#### EXERCISE DESCRIPTION
Copy out each line of the listing below where the string "taste" appears.

#### MATERIALS PROVIDED
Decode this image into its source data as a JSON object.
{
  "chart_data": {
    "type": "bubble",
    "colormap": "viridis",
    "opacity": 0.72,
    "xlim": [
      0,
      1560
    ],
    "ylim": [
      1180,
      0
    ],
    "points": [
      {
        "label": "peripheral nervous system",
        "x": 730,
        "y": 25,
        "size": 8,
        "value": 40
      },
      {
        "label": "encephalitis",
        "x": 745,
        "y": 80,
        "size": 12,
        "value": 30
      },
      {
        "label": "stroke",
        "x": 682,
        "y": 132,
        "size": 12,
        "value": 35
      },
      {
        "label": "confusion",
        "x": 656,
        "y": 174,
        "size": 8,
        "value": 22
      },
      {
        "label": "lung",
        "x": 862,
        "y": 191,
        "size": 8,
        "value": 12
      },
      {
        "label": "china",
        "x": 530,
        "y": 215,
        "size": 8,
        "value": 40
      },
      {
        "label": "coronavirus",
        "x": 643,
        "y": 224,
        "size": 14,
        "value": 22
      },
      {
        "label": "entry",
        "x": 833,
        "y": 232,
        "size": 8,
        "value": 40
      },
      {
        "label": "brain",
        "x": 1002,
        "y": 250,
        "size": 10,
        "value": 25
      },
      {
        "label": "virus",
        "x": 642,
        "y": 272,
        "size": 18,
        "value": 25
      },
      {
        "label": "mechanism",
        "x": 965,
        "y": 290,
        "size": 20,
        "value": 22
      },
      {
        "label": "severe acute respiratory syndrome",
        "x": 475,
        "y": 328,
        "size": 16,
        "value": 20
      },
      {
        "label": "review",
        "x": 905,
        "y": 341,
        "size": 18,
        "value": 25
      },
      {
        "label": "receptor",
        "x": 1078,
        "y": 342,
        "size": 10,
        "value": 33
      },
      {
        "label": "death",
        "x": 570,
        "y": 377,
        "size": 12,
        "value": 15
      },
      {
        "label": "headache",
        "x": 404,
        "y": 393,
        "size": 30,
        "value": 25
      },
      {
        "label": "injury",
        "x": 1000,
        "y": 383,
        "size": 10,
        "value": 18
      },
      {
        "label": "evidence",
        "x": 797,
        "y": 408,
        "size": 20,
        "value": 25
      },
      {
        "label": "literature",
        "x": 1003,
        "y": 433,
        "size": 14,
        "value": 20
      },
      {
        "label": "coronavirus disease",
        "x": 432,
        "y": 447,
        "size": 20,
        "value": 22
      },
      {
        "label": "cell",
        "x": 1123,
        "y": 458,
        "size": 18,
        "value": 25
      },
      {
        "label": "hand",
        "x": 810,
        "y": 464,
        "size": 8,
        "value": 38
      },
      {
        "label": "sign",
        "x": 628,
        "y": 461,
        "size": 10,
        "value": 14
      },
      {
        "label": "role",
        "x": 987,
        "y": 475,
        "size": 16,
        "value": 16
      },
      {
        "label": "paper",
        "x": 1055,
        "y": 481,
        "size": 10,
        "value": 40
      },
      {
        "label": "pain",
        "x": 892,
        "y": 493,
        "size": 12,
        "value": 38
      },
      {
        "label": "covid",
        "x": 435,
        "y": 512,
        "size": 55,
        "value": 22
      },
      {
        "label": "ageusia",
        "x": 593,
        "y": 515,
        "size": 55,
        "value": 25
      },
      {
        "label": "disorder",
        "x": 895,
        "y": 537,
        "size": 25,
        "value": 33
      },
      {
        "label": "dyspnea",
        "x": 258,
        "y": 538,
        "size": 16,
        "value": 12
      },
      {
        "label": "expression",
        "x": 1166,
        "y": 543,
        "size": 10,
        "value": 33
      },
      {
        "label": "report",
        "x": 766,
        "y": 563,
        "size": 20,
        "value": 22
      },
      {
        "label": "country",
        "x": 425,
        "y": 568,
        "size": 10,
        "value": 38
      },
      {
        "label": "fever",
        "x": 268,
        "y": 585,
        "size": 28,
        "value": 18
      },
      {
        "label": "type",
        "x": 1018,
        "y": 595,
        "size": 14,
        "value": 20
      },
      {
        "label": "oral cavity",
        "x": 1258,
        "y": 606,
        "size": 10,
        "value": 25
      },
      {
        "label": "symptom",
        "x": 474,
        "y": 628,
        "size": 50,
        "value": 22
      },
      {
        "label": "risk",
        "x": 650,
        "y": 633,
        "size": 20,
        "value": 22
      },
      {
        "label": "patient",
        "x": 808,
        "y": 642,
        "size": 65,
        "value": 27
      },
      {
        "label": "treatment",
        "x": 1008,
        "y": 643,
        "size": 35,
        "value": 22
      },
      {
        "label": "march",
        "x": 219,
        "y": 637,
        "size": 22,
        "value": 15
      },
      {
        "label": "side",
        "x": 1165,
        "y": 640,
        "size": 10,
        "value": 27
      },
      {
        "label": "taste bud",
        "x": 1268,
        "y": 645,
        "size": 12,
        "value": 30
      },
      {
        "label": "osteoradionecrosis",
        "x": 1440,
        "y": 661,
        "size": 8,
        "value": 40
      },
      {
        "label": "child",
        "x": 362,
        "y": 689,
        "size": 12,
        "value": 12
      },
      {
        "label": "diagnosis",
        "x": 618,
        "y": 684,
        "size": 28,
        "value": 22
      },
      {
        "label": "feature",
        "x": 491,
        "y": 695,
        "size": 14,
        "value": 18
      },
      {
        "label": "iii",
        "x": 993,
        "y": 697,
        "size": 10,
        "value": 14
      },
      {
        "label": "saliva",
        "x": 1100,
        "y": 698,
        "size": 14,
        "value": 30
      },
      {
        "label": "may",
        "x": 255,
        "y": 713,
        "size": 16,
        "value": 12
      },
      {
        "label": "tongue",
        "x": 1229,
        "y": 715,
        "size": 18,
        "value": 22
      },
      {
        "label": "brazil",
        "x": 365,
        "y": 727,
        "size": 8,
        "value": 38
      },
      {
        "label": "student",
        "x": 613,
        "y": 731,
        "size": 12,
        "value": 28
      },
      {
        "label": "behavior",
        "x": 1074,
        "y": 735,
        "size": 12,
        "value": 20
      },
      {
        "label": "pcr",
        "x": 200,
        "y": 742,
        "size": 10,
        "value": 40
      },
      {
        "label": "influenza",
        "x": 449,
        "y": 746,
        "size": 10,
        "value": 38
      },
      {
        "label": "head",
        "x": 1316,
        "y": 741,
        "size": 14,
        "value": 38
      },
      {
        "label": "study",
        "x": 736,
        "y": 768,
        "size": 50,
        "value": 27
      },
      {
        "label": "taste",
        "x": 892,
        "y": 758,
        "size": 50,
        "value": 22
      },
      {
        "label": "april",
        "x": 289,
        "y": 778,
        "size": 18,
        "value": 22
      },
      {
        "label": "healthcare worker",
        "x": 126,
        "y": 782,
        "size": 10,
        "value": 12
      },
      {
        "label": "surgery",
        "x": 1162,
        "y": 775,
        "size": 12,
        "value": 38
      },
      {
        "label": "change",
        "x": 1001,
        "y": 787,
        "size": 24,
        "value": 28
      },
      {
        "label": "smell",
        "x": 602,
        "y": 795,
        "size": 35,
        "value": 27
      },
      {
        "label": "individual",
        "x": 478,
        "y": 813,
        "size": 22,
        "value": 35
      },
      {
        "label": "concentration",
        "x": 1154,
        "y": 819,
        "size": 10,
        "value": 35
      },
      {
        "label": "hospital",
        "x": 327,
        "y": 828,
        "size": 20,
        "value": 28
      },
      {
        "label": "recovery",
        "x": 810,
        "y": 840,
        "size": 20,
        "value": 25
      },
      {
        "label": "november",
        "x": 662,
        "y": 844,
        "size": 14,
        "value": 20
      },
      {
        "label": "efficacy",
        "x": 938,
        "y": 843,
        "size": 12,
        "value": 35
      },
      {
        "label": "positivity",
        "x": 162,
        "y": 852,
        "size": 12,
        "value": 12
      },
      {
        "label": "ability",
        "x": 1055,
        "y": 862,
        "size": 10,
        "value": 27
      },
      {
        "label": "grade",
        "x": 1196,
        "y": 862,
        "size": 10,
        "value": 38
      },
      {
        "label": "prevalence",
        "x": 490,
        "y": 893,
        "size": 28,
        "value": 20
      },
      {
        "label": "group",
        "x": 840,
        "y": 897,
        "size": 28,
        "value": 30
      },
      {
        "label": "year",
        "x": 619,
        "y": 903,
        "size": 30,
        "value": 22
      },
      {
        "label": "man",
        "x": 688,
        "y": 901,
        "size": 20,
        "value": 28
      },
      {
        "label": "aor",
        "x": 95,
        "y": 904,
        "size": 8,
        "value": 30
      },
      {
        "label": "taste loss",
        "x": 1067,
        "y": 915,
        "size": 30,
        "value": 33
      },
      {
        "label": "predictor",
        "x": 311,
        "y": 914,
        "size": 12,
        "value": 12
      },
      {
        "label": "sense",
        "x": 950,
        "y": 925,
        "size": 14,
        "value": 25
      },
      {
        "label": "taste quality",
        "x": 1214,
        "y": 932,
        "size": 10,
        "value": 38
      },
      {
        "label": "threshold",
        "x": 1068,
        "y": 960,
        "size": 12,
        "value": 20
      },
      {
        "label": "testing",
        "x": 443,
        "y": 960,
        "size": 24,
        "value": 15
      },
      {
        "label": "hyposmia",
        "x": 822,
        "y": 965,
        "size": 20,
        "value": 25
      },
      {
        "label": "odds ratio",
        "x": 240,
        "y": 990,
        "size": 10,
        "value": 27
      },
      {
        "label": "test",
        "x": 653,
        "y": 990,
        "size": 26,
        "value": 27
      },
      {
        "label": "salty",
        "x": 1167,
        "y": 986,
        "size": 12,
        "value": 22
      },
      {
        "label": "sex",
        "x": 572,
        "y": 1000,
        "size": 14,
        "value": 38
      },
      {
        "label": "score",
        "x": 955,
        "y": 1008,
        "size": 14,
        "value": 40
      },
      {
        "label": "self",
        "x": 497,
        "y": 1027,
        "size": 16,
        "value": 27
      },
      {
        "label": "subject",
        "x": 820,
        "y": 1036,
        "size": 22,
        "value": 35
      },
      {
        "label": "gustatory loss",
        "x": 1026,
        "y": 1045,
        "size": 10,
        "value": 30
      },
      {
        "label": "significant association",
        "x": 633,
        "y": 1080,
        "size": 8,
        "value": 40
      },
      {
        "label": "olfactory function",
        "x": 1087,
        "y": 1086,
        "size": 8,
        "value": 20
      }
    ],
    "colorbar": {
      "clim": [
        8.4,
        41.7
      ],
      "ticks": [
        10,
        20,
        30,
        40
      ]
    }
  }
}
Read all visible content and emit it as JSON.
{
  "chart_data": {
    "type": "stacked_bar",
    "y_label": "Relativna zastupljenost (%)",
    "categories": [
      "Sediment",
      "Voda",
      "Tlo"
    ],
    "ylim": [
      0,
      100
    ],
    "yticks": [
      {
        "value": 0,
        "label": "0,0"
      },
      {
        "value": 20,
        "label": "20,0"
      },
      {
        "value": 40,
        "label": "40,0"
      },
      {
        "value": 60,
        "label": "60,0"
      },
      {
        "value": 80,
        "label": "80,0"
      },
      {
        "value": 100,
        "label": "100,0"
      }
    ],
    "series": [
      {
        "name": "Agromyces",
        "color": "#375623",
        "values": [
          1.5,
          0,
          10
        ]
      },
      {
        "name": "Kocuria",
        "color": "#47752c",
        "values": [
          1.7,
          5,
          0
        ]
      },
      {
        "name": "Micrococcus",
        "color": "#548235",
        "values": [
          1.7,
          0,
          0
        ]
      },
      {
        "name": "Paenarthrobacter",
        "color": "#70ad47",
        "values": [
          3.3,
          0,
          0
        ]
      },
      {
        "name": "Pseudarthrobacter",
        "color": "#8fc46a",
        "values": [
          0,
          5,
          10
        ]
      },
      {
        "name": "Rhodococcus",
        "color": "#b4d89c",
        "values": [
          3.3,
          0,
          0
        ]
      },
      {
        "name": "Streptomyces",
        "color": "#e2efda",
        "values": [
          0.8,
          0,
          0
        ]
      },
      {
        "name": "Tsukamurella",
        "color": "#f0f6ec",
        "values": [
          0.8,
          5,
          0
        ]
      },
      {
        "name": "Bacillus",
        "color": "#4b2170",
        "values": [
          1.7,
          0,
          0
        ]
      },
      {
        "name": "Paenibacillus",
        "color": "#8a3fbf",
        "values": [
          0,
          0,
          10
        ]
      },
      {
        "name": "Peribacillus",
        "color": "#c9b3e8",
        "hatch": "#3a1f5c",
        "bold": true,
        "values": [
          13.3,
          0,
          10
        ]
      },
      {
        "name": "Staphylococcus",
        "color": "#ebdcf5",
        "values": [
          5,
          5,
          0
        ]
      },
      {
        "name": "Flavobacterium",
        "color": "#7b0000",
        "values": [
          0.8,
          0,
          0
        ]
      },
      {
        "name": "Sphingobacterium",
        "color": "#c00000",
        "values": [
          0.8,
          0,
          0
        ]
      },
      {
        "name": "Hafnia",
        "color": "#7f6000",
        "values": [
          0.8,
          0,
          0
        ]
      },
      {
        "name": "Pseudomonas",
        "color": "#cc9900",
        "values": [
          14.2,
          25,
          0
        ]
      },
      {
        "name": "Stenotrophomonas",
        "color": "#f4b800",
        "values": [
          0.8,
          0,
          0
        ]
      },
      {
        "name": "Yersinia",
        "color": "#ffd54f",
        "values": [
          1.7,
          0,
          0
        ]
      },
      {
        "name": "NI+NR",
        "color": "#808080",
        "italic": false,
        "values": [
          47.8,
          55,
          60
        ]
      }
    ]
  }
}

#### EXERCISE RESPONSE
        "label": "taste bud",
        "label": "taste",
        "label": "taste loss",
        "label": "taste quality",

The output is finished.